▸ **OBJECTIVES**:
1) In the iOS 7 forum thread, list every sign of design that one source says the new interface loses.
2) Resume the iOS 7 forum thread after its last post.

▸ **EXTRACTED TEXT**:
# iOS7, all change for the ageing mobile OS?



## Kid_Eternity (Apr 29, 2013)

With WWDC coming soon and the likely unveiling of the new iOS the rumours, leaks and wild speculations (read: wish lists) have begun in earnest:




> According to multiple people who have either seen or have been briefed on the upcoming iOS 7, the operating system sports a redesigned user-interface that will be attractive to new iOS users, but potentially unsettling for those who are long-accustomed to the platform…
> 
> 
> 
> The new interface is said to be “very, very flat,” according to one source. Another person said that the interface loses all signs of gloss, shine, and skeumorphism seen across current and past versions of iOS. Another source framed the new OS as having a level of “flatness” approaching recent releases of Microsoft’s Windows Phone “Metro” UI.


 

Apple certainly needs to up its mobile OS game if it's to stave off the rising accusations of iOS being stale or outdated, be interesting to see just how much they can change it and maintain the super ease of use it currently has...


----------



## fractionMan (Apr 29, 2013)

This flat/dropshadow/gloss thing is just icing that revolves every few years. Who fucking cares?

▸ **EXCERPTED RECORDS**:
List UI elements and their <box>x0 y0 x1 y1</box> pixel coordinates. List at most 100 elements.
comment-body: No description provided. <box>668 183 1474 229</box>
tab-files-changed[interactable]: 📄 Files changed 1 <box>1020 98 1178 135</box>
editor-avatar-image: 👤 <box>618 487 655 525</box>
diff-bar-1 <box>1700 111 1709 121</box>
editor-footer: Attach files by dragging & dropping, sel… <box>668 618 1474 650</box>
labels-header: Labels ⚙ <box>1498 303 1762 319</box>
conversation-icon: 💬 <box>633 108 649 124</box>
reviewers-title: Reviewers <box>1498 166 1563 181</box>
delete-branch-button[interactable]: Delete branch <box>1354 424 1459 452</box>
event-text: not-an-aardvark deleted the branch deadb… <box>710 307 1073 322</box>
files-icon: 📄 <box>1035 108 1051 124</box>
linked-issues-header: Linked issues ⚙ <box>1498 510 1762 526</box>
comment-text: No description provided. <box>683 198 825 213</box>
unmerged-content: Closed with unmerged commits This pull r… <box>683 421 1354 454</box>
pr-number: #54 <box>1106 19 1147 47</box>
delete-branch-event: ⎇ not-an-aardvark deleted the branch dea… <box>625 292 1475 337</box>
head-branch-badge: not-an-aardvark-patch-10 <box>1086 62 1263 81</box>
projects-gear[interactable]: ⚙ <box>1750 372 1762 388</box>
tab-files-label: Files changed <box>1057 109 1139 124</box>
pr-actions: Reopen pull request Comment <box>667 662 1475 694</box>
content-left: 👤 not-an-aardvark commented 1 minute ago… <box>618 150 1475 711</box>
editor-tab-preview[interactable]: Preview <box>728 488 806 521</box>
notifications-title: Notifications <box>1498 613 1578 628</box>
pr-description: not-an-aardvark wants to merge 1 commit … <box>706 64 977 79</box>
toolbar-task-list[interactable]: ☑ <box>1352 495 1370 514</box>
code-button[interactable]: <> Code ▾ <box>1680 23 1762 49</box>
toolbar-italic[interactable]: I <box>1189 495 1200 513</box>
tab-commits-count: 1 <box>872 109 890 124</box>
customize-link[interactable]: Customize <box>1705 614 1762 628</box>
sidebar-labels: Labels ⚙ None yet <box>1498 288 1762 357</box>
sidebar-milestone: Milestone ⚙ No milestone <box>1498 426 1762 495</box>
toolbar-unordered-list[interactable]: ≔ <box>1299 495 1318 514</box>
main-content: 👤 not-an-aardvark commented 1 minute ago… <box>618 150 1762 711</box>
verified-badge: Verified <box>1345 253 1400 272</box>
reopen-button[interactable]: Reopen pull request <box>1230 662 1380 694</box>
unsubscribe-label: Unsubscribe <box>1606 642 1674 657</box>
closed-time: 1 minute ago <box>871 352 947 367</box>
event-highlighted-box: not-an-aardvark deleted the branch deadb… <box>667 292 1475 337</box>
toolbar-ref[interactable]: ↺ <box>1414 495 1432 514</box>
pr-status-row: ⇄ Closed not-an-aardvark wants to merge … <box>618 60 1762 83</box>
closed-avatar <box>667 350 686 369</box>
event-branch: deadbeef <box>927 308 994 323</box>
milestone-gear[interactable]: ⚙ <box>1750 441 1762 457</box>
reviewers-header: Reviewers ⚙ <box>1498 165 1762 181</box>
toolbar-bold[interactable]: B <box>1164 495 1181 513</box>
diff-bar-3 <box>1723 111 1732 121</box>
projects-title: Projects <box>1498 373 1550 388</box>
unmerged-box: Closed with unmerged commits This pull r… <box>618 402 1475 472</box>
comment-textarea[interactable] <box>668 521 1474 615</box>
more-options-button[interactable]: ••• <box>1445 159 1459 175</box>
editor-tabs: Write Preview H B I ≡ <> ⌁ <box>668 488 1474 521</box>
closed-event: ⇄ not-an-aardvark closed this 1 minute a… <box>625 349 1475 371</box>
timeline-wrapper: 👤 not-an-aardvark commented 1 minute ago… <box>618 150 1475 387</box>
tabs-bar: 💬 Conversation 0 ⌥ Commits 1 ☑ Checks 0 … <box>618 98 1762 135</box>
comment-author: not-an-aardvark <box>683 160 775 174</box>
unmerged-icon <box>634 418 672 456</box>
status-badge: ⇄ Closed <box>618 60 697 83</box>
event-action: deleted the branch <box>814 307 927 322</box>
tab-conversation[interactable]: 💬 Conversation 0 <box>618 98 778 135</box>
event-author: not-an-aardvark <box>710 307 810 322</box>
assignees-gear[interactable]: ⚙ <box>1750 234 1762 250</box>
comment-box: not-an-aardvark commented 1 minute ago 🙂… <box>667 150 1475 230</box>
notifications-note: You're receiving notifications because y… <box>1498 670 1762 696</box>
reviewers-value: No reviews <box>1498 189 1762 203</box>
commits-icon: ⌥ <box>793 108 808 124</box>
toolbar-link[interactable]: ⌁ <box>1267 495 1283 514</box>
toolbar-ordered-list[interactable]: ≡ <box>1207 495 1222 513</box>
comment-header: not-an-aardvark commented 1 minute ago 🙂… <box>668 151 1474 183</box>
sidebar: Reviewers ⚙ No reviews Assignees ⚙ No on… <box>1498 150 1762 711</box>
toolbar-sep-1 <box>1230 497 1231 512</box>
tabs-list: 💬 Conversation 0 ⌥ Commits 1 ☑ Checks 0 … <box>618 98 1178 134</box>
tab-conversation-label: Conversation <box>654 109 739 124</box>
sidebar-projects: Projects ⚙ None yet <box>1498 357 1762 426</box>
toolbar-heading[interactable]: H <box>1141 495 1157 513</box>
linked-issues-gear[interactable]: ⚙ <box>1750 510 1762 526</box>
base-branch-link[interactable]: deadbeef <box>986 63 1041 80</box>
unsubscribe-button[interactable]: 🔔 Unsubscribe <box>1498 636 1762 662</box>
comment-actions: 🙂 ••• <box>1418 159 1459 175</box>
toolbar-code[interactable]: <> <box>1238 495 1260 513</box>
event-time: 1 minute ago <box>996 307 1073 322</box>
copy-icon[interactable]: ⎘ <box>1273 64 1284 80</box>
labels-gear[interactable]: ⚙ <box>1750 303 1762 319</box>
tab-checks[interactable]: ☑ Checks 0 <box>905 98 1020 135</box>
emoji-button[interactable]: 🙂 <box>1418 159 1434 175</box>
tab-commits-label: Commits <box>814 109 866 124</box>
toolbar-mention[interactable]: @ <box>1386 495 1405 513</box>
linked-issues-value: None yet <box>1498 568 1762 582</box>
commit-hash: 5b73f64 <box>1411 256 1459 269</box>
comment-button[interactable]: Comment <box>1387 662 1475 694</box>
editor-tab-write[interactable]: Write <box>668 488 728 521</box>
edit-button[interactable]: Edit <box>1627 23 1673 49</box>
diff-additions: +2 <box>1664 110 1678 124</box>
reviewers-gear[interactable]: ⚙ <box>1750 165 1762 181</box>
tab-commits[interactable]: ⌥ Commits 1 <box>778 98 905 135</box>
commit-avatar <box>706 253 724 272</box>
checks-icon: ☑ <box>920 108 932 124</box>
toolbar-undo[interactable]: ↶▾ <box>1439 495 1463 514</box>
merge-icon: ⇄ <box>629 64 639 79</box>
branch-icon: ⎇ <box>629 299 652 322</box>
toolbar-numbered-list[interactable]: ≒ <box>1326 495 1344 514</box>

▸ **OUTPUTS**:
1) gloss, shine, skeumorphism

2)
----------



## Kid_Eternity (Apr 29, 2013)

fractionMan said:


> This flat/dropshadow/gloss thing is just icing. Who fucking cares?


 
Designers? People with eyes?


----------



## fractionMan (Apr 29, 2013)

Kid_Eternity said:


> Designers? People with eyes?


 
The same designers who said "gloss is the best thing evar!!1!  Flat is soo... flat!!" two years ago?  

Fuck em.


----------



## Kid_Eternity (Apr 29, 2013)

Well...clearly this isn't the thread for you...!


----------



## fractionMan (Apr 29, 2013)

I like interface design, I've been designing interfaces (badly) for ages.  

The thing is, so much of it is _fashion_.  Actual changes in interfaces are rare nowdays.


----------



## RedDragon (Apr 29, 2013)

I'm a little disappointed with Apple they've allowed themselves to become the Volvo of the smart phone market and seem happy marketing to my gran an her cat. 

They really need to pull the iPad away from being an oversized iPhone and cater to those who are now using it as a substitute computer.


----------



## Kid_Eternity (Apr 30, 2013)

I think they need to open iOS up, allow people to set their own default apps for key functions...


----------



## beesonthewhatnow (Apr 30, 2013)

Kid_Eternity said:


> I think they need to open iOS up, allow people to set their own default apps for key functions...


They won't though.


----------



## Kid_Eternity (Apr 30, 2013)

beesonthewhatnow said:


> They won't though.


 
Of course not, they dominate web traffic why would they allow that to end up in Google's hands via the Chrome iOS app?


----------



## souljacker (Apr 30, 2013)

Multiple user profiles is what I want from the next ios version.


----------



## mwgdrwg (May 1, 2013)

It's why I went for BlackBerry10. I was put off the iPhone becaues I just didn't like the OS, and BB10 is fantastic.

I'll certainly reconsider an iPhone if it gets thoroughly revamped though.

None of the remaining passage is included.